DATA EXTRACT:
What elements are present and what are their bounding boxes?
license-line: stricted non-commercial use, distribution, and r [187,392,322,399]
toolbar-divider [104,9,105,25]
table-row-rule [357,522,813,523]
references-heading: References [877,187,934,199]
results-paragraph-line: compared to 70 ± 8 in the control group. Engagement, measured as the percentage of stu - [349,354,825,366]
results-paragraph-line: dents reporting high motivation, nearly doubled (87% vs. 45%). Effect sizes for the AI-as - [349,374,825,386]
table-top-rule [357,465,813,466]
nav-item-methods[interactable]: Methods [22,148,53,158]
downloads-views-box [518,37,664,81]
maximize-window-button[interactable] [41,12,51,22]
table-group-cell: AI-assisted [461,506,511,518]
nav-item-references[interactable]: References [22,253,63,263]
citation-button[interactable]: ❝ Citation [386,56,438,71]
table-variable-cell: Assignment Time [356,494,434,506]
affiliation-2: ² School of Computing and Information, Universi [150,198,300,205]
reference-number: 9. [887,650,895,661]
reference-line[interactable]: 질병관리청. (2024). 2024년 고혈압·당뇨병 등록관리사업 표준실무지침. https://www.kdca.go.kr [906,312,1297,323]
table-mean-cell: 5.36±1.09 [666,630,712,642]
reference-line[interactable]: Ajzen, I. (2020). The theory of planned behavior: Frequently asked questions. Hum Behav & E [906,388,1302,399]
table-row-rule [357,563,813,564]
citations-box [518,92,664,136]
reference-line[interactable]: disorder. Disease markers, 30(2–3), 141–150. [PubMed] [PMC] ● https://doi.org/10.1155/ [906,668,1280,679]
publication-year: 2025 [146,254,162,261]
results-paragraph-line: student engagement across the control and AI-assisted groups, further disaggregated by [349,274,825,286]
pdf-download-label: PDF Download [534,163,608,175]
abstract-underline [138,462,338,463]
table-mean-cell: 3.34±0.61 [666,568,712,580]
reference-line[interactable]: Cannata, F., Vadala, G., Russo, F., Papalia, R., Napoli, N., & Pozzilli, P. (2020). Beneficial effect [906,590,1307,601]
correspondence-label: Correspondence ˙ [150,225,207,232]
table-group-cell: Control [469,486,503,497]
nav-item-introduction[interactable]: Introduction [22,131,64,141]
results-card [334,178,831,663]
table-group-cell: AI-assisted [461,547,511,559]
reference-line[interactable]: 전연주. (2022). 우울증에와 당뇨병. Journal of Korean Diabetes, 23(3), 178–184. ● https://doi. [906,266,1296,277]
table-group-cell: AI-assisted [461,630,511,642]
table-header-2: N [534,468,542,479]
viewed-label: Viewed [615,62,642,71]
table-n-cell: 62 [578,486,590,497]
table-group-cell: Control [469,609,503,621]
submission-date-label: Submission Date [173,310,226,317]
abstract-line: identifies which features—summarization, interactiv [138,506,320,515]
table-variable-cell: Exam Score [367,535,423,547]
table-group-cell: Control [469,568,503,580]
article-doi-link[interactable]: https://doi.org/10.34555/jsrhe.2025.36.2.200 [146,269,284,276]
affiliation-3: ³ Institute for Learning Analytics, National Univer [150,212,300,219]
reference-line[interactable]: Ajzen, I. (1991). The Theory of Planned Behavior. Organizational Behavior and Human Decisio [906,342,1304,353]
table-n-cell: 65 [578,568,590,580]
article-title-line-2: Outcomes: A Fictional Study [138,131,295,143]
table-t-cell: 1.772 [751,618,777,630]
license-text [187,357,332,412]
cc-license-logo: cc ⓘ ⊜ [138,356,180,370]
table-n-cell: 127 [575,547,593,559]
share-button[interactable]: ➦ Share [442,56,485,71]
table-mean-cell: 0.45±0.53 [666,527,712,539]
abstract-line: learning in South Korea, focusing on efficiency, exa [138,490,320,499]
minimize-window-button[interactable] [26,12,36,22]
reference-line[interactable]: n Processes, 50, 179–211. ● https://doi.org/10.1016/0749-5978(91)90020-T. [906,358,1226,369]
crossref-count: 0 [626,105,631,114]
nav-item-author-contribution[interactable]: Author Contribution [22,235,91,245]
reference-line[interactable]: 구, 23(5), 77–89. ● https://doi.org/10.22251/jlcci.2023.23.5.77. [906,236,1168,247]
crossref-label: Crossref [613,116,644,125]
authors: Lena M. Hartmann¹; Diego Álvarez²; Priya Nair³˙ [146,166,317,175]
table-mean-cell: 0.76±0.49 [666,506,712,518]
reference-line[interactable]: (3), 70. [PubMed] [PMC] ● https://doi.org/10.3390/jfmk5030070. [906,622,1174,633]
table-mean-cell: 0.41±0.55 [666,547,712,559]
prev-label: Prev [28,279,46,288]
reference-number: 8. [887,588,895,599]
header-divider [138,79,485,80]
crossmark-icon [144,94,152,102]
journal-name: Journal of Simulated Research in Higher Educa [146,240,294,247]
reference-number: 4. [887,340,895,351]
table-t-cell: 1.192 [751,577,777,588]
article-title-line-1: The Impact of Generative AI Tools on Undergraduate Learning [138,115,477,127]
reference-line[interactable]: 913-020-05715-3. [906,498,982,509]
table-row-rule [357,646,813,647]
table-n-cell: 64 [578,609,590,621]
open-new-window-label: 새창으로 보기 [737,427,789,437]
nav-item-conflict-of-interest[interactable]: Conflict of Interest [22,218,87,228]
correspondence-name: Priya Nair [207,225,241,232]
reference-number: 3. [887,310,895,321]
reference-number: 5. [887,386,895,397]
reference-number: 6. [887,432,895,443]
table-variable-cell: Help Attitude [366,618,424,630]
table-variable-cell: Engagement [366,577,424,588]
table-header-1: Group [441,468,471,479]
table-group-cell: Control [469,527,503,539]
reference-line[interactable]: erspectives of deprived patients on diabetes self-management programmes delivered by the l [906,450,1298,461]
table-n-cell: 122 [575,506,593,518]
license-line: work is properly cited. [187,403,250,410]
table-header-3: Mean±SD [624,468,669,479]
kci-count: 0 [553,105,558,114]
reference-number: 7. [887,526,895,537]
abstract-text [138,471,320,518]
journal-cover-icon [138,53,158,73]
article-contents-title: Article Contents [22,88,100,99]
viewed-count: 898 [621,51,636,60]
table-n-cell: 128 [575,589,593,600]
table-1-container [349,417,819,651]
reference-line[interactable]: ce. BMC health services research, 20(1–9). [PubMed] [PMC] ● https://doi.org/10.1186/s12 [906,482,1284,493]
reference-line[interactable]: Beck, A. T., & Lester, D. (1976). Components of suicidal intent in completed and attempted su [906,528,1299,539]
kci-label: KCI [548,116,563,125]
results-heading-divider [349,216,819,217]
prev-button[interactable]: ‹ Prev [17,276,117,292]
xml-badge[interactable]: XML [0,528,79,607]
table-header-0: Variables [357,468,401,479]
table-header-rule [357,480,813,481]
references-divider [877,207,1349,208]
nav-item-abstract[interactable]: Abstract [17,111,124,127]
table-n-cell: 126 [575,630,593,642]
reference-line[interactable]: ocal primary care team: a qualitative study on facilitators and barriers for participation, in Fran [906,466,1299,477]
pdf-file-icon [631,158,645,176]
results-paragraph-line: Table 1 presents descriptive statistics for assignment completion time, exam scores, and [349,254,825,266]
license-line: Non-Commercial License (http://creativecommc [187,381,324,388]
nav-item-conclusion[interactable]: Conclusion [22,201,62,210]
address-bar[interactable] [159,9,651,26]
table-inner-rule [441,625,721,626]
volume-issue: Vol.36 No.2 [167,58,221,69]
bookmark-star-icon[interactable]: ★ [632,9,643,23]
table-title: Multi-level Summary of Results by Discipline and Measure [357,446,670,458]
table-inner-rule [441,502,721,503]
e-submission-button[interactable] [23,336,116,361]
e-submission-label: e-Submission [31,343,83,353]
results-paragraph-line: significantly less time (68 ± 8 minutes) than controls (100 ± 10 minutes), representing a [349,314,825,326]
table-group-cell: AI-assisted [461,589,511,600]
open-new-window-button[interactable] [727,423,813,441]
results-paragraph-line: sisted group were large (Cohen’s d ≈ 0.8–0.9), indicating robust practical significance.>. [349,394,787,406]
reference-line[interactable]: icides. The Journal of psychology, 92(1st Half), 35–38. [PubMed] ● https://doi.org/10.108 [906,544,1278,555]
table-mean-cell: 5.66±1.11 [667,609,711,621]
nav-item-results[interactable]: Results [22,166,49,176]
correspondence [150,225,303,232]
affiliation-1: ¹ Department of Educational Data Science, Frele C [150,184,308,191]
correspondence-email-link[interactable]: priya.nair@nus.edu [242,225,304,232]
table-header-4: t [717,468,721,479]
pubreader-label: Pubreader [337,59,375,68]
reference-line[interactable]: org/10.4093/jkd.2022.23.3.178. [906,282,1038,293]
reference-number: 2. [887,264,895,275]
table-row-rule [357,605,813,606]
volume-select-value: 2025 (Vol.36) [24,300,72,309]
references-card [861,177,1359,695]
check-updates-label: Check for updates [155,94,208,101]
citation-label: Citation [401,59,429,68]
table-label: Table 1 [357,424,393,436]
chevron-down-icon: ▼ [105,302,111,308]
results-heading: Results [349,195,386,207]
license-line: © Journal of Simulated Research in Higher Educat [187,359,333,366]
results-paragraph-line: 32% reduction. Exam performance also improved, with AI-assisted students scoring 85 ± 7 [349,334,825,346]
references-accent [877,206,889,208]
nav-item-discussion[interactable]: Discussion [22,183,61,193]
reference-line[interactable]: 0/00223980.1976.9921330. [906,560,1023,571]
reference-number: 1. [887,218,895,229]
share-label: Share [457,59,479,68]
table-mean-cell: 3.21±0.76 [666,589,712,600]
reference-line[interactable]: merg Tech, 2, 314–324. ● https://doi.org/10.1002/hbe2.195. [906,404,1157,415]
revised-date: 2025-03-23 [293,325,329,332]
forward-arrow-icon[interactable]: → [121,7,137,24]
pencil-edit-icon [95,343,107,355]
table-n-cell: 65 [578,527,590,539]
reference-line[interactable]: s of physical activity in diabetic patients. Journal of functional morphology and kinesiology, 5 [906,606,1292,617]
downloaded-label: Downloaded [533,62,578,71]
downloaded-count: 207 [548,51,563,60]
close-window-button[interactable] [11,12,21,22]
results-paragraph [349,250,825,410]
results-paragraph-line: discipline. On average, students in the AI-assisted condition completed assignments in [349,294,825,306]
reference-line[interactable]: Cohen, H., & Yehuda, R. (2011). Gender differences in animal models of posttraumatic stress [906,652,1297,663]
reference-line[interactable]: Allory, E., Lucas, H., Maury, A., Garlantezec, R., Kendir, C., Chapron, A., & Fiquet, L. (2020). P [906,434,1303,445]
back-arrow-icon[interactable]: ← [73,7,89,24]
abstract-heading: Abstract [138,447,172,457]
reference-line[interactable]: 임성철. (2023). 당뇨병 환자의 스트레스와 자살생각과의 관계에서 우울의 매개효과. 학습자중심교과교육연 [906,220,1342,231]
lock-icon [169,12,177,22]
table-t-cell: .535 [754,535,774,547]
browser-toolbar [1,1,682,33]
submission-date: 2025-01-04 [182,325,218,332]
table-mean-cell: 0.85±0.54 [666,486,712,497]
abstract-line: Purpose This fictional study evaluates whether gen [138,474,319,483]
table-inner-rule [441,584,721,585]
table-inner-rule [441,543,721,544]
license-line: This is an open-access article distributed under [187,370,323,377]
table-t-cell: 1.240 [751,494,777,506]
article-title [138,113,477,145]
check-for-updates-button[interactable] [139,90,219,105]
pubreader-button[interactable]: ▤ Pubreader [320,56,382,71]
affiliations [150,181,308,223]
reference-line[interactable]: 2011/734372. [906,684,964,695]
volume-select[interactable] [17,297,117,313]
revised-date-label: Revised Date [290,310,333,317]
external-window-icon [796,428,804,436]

PROMPT: Which lines of the data include the string "title"? Find them and copy each one.

RESULT:
article-title-line-2: Outcomes: A Fictional Study [138,131,295,143]
article-title-line-1: The Impact of Generative AI Tools on Undergraduate Learning [138,115,477,127]
article-contents-title: Article Contents [22,88,100,99]
table-title: Multi-level Summary of Results by Discipline and Measure [357,446,670,458]
article-title [138,113,477,145]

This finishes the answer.